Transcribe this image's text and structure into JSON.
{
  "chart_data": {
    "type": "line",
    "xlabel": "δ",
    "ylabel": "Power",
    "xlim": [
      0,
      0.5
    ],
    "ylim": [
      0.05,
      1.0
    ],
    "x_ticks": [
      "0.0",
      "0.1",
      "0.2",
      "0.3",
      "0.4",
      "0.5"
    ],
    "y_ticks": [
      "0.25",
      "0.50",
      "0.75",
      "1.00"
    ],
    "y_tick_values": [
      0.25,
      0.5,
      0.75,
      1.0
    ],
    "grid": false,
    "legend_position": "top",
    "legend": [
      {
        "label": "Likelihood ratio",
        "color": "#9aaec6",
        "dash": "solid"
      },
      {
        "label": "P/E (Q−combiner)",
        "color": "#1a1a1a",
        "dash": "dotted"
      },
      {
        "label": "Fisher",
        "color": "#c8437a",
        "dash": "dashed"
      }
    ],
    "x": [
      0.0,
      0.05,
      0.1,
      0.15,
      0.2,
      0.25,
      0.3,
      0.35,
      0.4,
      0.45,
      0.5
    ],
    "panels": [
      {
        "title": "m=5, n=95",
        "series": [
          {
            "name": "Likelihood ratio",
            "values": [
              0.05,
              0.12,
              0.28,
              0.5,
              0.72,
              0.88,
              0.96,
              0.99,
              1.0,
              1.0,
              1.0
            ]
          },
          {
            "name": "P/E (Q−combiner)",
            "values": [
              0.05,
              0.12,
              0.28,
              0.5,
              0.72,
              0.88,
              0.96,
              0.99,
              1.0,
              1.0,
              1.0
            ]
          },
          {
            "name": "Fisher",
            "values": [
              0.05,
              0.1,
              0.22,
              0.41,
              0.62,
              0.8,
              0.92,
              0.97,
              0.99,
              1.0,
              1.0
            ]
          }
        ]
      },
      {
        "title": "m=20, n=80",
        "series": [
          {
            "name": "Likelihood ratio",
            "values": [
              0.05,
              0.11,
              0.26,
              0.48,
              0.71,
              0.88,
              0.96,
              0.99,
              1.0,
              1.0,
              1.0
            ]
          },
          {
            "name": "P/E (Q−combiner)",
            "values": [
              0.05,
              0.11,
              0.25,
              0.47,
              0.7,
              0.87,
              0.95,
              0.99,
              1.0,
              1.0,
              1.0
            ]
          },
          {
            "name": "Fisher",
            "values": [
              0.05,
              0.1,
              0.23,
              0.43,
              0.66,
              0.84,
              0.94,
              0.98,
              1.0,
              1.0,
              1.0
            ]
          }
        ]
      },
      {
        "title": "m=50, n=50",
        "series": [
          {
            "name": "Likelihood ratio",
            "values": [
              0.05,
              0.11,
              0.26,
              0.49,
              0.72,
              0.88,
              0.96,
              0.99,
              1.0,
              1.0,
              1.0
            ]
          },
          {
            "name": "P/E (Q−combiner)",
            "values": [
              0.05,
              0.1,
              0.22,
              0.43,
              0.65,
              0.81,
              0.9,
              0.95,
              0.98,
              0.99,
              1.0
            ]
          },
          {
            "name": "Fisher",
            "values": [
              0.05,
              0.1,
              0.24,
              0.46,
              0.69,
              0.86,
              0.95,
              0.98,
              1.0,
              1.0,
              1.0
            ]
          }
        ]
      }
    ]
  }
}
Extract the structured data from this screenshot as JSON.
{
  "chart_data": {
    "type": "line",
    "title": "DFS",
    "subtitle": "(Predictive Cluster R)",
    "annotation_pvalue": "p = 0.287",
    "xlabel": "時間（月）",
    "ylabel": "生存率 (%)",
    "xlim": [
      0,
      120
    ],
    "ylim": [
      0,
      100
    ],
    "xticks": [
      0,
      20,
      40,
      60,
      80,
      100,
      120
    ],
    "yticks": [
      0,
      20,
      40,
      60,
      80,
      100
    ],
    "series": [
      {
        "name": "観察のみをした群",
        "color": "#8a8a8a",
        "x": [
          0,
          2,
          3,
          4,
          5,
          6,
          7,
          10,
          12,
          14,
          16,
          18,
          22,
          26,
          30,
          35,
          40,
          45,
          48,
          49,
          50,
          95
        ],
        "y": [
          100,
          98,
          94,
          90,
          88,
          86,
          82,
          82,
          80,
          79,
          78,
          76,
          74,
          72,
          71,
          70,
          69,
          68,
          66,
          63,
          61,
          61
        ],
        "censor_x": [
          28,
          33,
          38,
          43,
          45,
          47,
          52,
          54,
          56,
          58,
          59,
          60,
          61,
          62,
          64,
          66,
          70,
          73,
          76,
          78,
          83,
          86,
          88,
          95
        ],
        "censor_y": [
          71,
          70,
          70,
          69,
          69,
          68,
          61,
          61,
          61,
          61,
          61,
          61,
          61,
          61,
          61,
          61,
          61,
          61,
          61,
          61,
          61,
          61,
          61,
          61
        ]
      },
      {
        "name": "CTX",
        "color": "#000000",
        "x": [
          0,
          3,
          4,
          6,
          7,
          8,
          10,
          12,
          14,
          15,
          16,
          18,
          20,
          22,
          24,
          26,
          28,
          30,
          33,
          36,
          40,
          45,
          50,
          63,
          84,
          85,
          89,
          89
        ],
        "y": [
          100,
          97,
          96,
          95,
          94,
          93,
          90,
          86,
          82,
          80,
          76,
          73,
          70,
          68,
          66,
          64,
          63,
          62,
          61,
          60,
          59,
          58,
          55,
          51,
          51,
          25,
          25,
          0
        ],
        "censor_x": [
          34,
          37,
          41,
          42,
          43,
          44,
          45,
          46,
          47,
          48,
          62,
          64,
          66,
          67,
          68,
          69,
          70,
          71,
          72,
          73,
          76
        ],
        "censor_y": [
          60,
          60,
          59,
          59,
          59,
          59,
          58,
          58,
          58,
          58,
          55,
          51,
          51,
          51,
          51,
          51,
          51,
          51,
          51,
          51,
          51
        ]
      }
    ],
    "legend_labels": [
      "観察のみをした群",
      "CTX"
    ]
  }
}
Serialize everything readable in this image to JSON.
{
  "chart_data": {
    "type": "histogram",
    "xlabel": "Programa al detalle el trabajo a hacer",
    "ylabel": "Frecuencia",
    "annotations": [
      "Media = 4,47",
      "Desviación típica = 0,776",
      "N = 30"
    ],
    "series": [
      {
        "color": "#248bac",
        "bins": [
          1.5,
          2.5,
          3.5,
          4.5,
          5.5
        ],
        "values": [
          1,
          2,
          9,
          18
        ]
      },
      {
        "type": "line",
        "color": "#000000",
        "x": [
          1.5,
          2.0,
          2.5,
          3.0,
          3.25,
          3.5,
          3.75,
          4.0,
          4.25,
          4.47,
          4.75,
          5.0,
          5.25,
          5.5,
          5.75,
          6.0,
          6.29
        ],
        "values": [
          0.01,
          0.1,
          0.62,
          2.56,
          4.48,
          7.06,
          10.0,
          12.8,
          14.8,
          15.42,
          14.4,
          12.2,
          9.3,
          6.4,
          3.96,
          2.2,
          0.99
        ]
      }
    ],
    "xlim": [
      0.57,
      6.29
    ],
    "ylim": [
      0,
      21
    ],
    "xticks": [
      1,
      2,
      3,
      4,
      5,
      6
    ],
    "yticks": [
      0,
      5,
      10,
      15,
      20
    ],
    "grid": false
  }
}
○ ○ ○ ○
Your objective
Write the listing out again, exactly as shown above.

Written response
Transcribe this image's text and structure into JSON.
{
  "chart_data": {
    "type": "line",
    "xlabel": "δ",
    "ylabel": "Power",
    "xlim": [
      0,
      0.5
    ],
    "ylim": [
      0.05,
      1.0
    ],
    "x_ticks": [
      "0.0",
      "0.1",
      "0.2",
      "0.3",
      "0.4",
      "0.5"
    ],
    "y_ticks": [
      "0.25",
      "0.50",
      "0.75",
      "1.00"
    ],
    "y_tick_values": [
      0.25,
      0.5,
      0.75,
      1.0
    ],
    "grid": false,
    "legend_position": "top",
    "legend": [
      {
        "label": "Likelihood ratio",
        "color": "#9aaec6",
        "dash": "solid"
      },
      {
        "label": "P/E (Q−combiner)",
        "color": "#1a1a1a",
        "dash": "dotted"
      },
      {
        "label": "Fisher",
        "color": "#c8437a",
        "dash": "dashed"
      }
    ],
    "x": [
      0.0,
      0.05,
      0.1,
      0.15,
      0.2,
      0.25,
      0.3,
      0.35,
      0.4,
      0.45,
      0.5
    ],
    "panels": [
      {
        "title": "m=5, n=95",
        "series": [
          {
            "name": "Likelihood ratio",
            "values": [
              0.05,
              0.12,
              0.28,
              0.5,
              0.72,
              0.88,
              0.96,
              0.99,
              1.0,
              1.0,
              1.0
            ]
          },
          {
            "name": "P/E (Q−combiner)",
            "values": [
              0.05,
              0.12,
              0.28,
              0.5,
              0.72,
              0.88,
              0.96,
              0.99,
              1.0,
              1.0,
              1.0
            ]
          },
          {
            "name": "Fisher",
            "values": [
              0.05,
              0.1,
              0.22,
              0.41,
              0.62,
              0.8,
              0.92,
              0.97,
              0.99,
              1.0,
              1.0
            ]
          }
        ]
      },
      {
        "title": "m=20, n=80",
        "series": [
          {
            "name": "Likelihood ratio",
            "values": [
              0.05,
              0.11,
              0.26,
              0.48,
              0.71,
              0.88,
              0.96,
              0.99,
              1.0,
              1.0,
              1.0
            ]
          },
          {
            "name": "P/E (Q−combiner)",
            "values": [
              0.05,
              0.11,
              0.25,
              0.47,
              0.7,
              0.87,
              0.95,
              0.99,
              1.0,
              1.0,
              1.0
            ]
          },
          {
            "name": "Fisher",
            "values": [
              0.05,
              0.1,
              0.23,
              0.43,
              0.66,
              0.84,
              0.94,
              0.98,
              1.0,
              1.0,
              1.0
            ]
          }
        ]
      },
      {
        "title": "m=50, n=50",
        "series": [
          {
            "name": "Likelihood ratio",
            "values": [
              0.05,
              0.11,
              0.26,
              0.49,
              0.72,
              0.88,
              0.96,
              0.99,
              1.0,
              1.0,
              1.0
            ]
          },
          {
            "name": "P/E (Q−combiner)",
            "values": [
              0.05,
              0.1,
              0.22,
              0.43,
              0.65,
              0.81,
              0.9,
              0.95,
              0.98,
              0.99,
              1.0
            ]
          },
          {
            "name": "Fisher",
            "values": [
              0.05,
              0.1,
              0.24,
              0.46,
              0.69,
              0.86,
              0.95,
              0.98,
              1.0,
              1.0,
              1.0
            ]
          }
        ]
      }
    ]
  }
}
Extract the structured data from this screenshot as JSON.
{
  "chart_data": {
    "type": "line",
    "title": "DFS",
    "subtitle": "(Predictive Cluster R)",
    "annotation_pvalue": "p = 0.287",
    "xlabel": "時間（月）",
    "ylabel": "生存率 (%)",
    "xlim": [
      0,
      120
    ],
    "ylim": [
      0,
      100
    ],
    "xticks": [
      0,
      20,
      40,
      60,
      80,
      100,
      120
    ],
    "yticks": [
      0,
      20,
      40,
      60,
      80,
      100
    ],
    "series": [
      {
        "name": "観察のみをした群",
        "color": "#8a8a8a",
        "x": [
          0,
          2,
          3,
          4,
          5,
          6,
          7,
          10,
          12,
          14,
          16,
          18,
          22,
          26,
          30,
          35,
          40,
          45,
          48,
          49,
          50,
          95
        ],
        "y": [
          100,
          98,
          94,
          90,
          88,
          86,
          82,
          82,
          80,
          79,
          78,
          76,
          74,
          72,
          71,
          70,
          69,
          68,
          66,
          63,
          61,
          61
        ],
        "censor_x": [
          28,
          33,
          38,
          43,
          45,
          47,
          52,
          54,
          56,
          58,
          59,
          60,
          61,
          62,
          64,
          66,
          70,
          73,
          76,
          78,
          83,
          86,
          88,
          95
        ],
        "censor_y": [
          71,
          70,
          70,
          69,
          69,
          68,
          61,
          61,
          61,
          61,
          61,
          61,
          61,
          61,
          61,
          61,
          61,
          61,
          61,
          61,
          61,
          61,
          61,
          61
        ]
      },
      {
        "name": "CTX",
        "color": "#000000",
        "x": [
          0,
          3,
          4,
          6,
          7,
          8,
          10,
          12,
          14,
          15,
          16,
          18,
          20,
          22,
          24,
          26,
          28,
          30,
          33,
          36,
          40,
          45,
          50,
          63,
          84,
          85,
          89,
          89
        ],
        "y": [
          100,
          97,
          96,
          95,
          94,
          93,
          90,
          86,
          82,
          80,
          76,
          73,
          70,
          68,
          66,
          64,
          63,
          62,
          61,
          60,
          59,
          58,
          55,
          51,
          51,
          25,
          25,
          0
        ],
        "censor_x": [
          34,
          37,
          41,
          42,
          43,
          44,
          45,
          46,
          47,
          48,
          62,
          64,
          66,
          67,
          68,
          69,
          70,
          71,
          72,
          73,
          76
        ],
        "censor_y": [
          60,
          60,
          59,
          59,
          59,
          59,
          58,
          58,
          58,
          58,
          55,
          51,
          51,
          51,
          51,
          51,
          51,
          51,
          51,
          51,
          51
        ]
      }
    ],
    "legend_labels": [
      "観察のみをした群",
      "CTX"
    ]
  }
}
Serialize everything readable in this image to JSON.
{
  "chart_data": {
    "type": "histogram",
    "xlabel": "Programa al detalle el trabajo a hacer",
    "ylabel": "Frecuencia",
    "annotations": [
      "Media = 4,47",
      "Desviación típica = 0,776",
      "N = 30"
    ],
    "series": [
      {
        "color": "#248bac",
        "bins": [
          1.5,
          2.5,
          3.5,
          4.5,
          5.5
        ],
        "values": [
          1,
          2,
          9,
          18
        ]
      },
      {
        "type": "line",
        "color": "#000000",
        "x": [
          1.5,
          2.0,
          2.5,
          3.0,
          3.25,
          3.5,
          3.75,
          4.0,
          4.25,
          4.47,
          4.75,
          5.0,
          5.25,
          5.5,
          5.75,
          6.0,
          6.29
        ],
        "values": [
          0.01,
          0.1,
          0.62,
          2.56,
          4.48,
          7.06,
          10.0,
          12.8,
          14.8,
          15.42,
          14.4,
          12.2,
          9.3,
          6.4,
          3.96,
          2.2,
          0.99
        ]
      }
    ],
    "xlim": [
      0.57,
      6.29
    ],
    "ylim": [
      0,
      21
    ],
    "xticks": [
      1,
      2,
      3,
      4,
      5,
      6
    ],
    "yticks": [
      0,
      5,
      10,
      15,
      20
    ],
    "grid": false
  }
}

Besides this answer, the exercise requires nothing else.